■ TO DO: Among the following entries, count the lines that contain "JSON" and report only the result.

■ EXERCISE MATERIALS:
>> Start
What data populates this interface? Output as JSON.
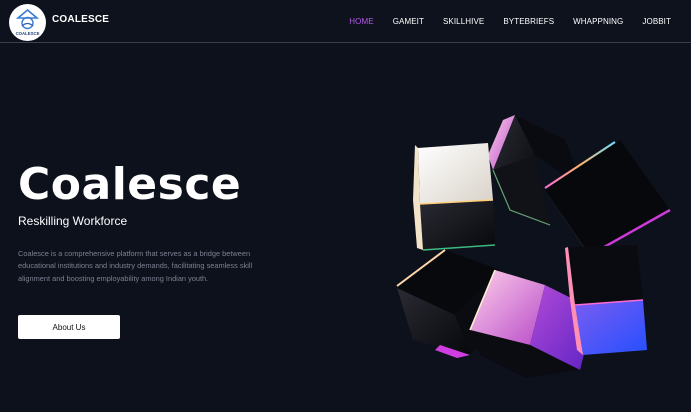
{
  "header": {
    "brand": "COALESCE",
    "logo_text": "COALESCE",
    "nav": [
      {
        "label": "HOME",
        "active": true
      },
      {
        "label": "GAMEIT",
        "active": false
      },
      {
        "label": "SKILLHIVE",
        "active": false
      },
      {
        "label": "BYTEBRIEFS",
        "active": false
      },
      {
        "label": "WHAPPNING",
        "active": false
      },
      {
        "label": "JOBBIT",
        "active": false
      }
    ]
  },
  "hero": {
    "title": "Coalesce",
    "subtitle": "Reskilling Workforce",
    "description": "Coalesce is a comprehensive platform that serves as a bridge between educational institutions and industry demands, facilitating seamless skill alignment and boosting employability among Indian youth.",
    "button_label": "About Us"
  },
  "colors": {
    "background": "#0d111c",
    "nav_active": "#b558e8",
    "nav_text": "#ffffff",
    "description_text": "#7b8190",
    "button_bg": "#ffffff"
  },
  "icons": [
    "coalesce-logo-icon",
    "cubes-illustration"
  ]
}
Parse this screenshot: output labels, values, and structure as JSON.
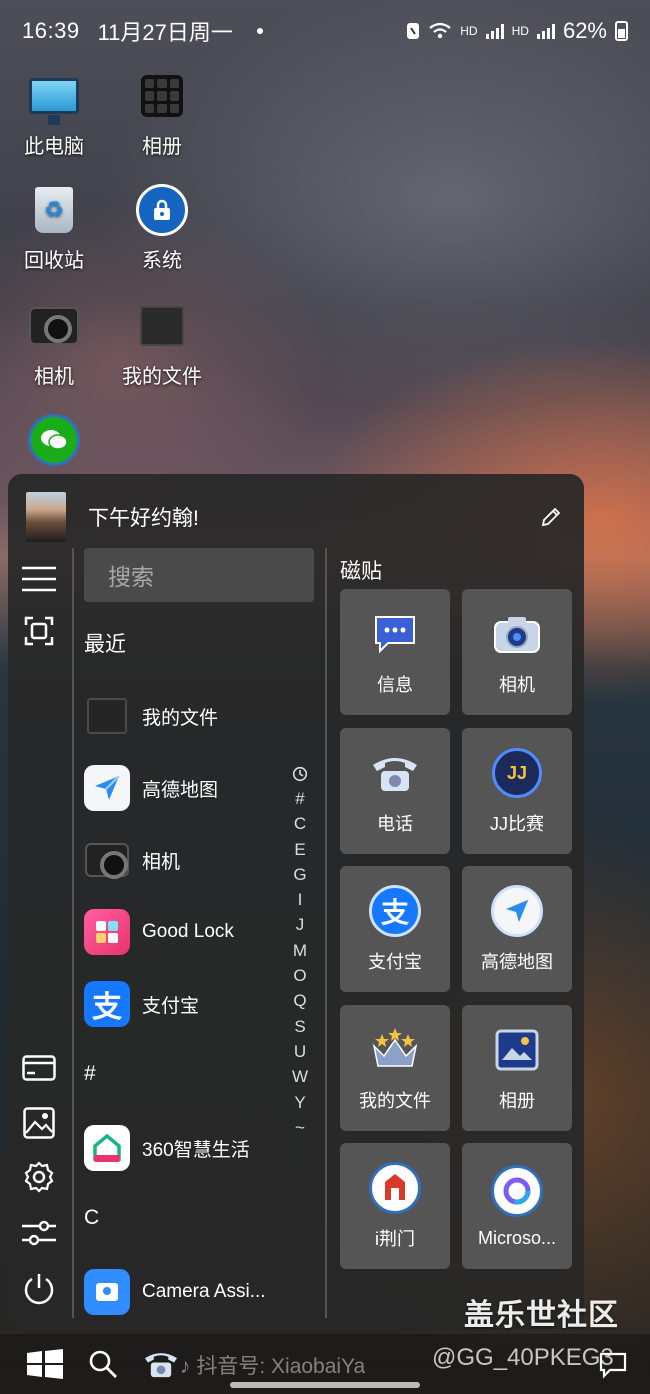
{
  "status_bar": {
    "time": "16:39",
    "date": "11月27日周一",
    "network_1": "HD",
    "network_2": "HD",
    "battery": "62%"
  },
  "desktop_icons": [
    {
      "label": "此电脑",
      "icon": "computer-icon"
    },
    {
      "label": "相册",
      "icon": "gallery-icon"
    },
    {
      "label": "回收站",
      "icon": "recycle-bin-icon"
    },
    {
      "label": "系统",
      "icon": "system-lock-icon"
    },
    {
      "label": "相机",
      "icon": "camera-icon"
    },
    {
      "label": "我的文件",
      "icon": "my-files-icon"
    },
    {
      "label": "",
      "icon": "wechat-icon"
    }
  ],
  "start_menu": {
    "greeting": "下午好约翰!",
    "search_placeholder": "搜索",
    "recent_title": "最近",
    "apps": [
      {
        "name": "我的文件",
        "icon": "my-files-icon"
      },
      {
        "name": "高德地图",
        "icon": "amap-icon"
      },
      {
        "name": "相机",
        "icon": "camera-icon"
      },
      {
        "name": "Good Lock",
        "icon": "good-lock-icon"
      },
      {
        "name": "支付宝",
        "icon": "alipay-icon"
      }
    ],
    "section_hash": "#",
    "hash_apps": [
      {
        "name": "360智慧生活",
        "icon": "smart-life-icon"
      }
    ],
    "section_c": "C",
    "c_apps": [
      {
        "name": "Camera Assi...",
        "icon": "camera-assistant-icon"
      }
    ],
    "alpha_index": [
      "#",
      "C",
      "E",
      "G",
      "I",
      "J",
      "M",
      "O",
      "Q",
      "S",
      "U",
      "W",
      "Y",
      "~"
    ],
    "tiles_title": "磁贴",
    "tiles": [
      {
        "name": "信息",
        "icon": "messages-icon"
      },
      {
        "name": "相机",
        "icon": "camera-icon"
      },
      {
        "name": "电话",
        "icon": "phone-icon"
      },
      {
        "name": "JJ比赛",
        "icon": "jj-icon"
      },
      {
        "name": "支付宝",
        "icon": "alipay-icon"
      },
      {
        "name": "高德地图",
        "icon": "amap-icon"
      },
      {
        "name": "我的文件",
        "icon": "crown-files-icon"
      },
      {
        "name": "相册",
        "icon": "gallery-icon"
      },
      {
        "name": "i荆门",
        "icon": "ijingmen-icon"
      },
      {
        "name": "Microso...",
        "icon": "microsoft-icon"
      }
    ]
  },
  "taskbar": {
    "watermark_left": "抖音号:",
    "watermark_id": "XiaobaiYa",
    "watermark_right": "@GG_40PKEG3",
    "community": "盖乐世社区"
  },
  "colors": {
    "panel_bg": "#282828",
    "tile_bg": "#555555",
    "alipay_blue": "#1677ff",
    "amap_blue": "#2b8cf0"
  }
}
>> End
■ TASK SOLUTION: 2